Data excerpts ->
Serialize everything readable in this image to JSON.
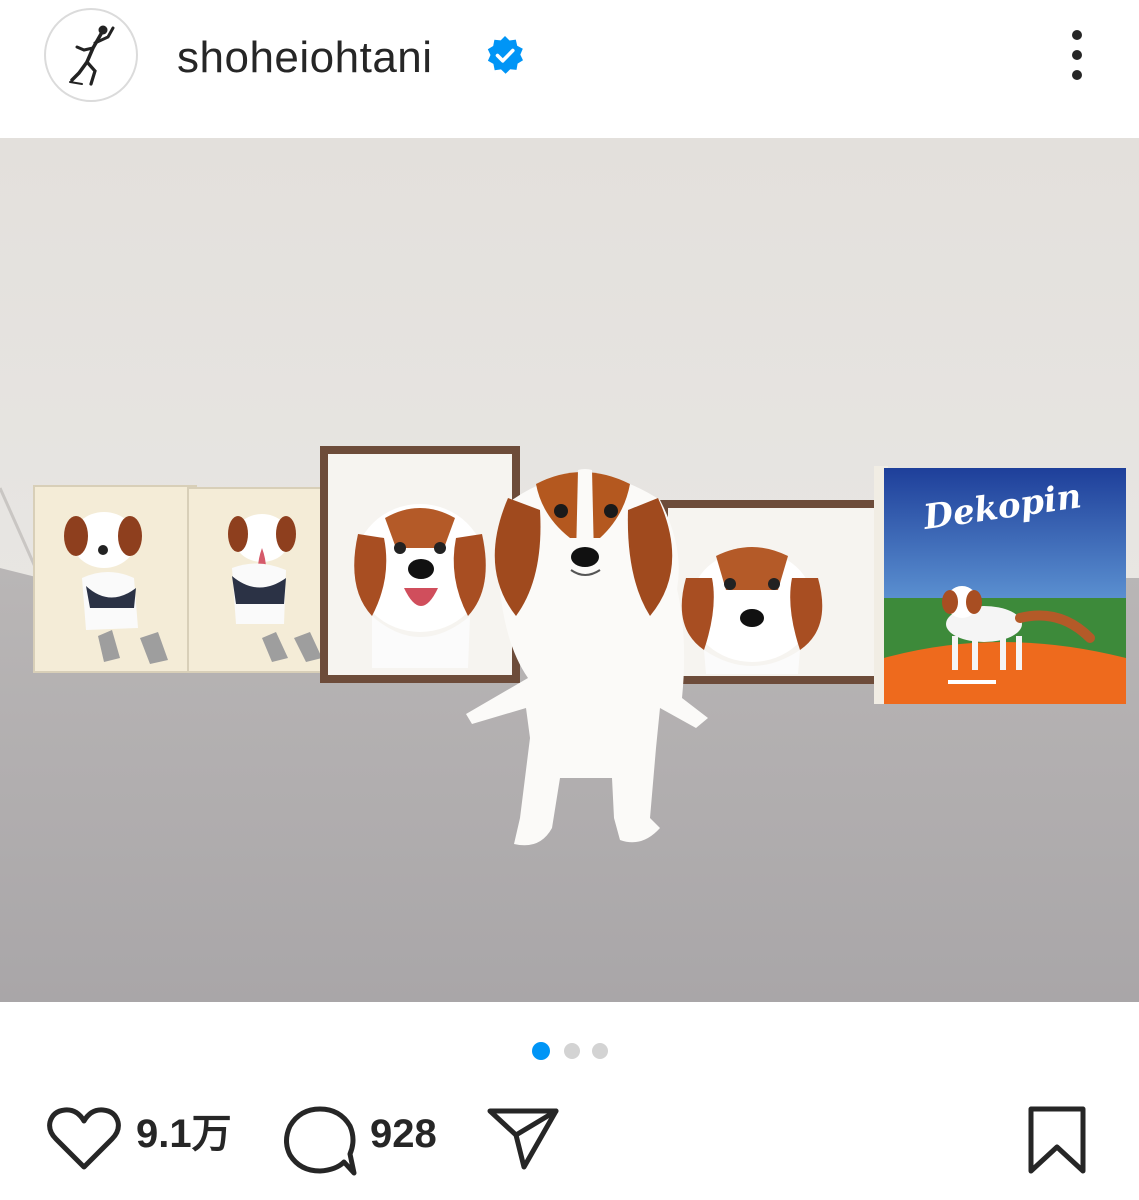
{
  "post": {
    "username": "shoheiohtani",
    "verified": true,
    "accent_color": "#0095f6",
    "artwork_text": "Dekopin",
    "carousel": {
      "total": 3,
      "active_index": 0
    },
    "actions": {
      "like_icon": "heart-icon",
      "likes": "9.1万",
      "comment_icon": "comment-icon",
      "comments": "928",
      "share_icon": "send-icon",
      "save_icon": "bookmark-icon"
    }
  }
}
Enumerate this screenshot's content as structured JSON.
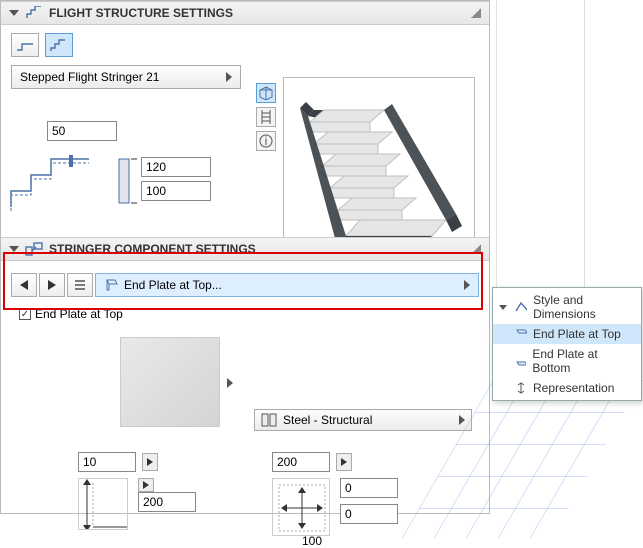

What is expected -> Transcribe every record above exactly, leaving out the pictures.

Solution for this task ->
Serialize everything readable in this image to JSON.
{
  "post": {
    "username": "shoheiohtani",
    "verified": true,
    "accent_color": "#0095f6",
    "artwork_text": "Dekopin",
    "carousel": {
      "total": 3,
      "active_index": 0
    },
    "actions": {
      "like_icon": "heart-icon",
      "likes": "9.1万",
      "comment_icon": "comment-icon",
      "comments": "928",
      "share_icon": "send-icon",
      "save_icon": "bookmark-icon"
    }
  }
}
Enumerate this screenshot's content as structured JSON.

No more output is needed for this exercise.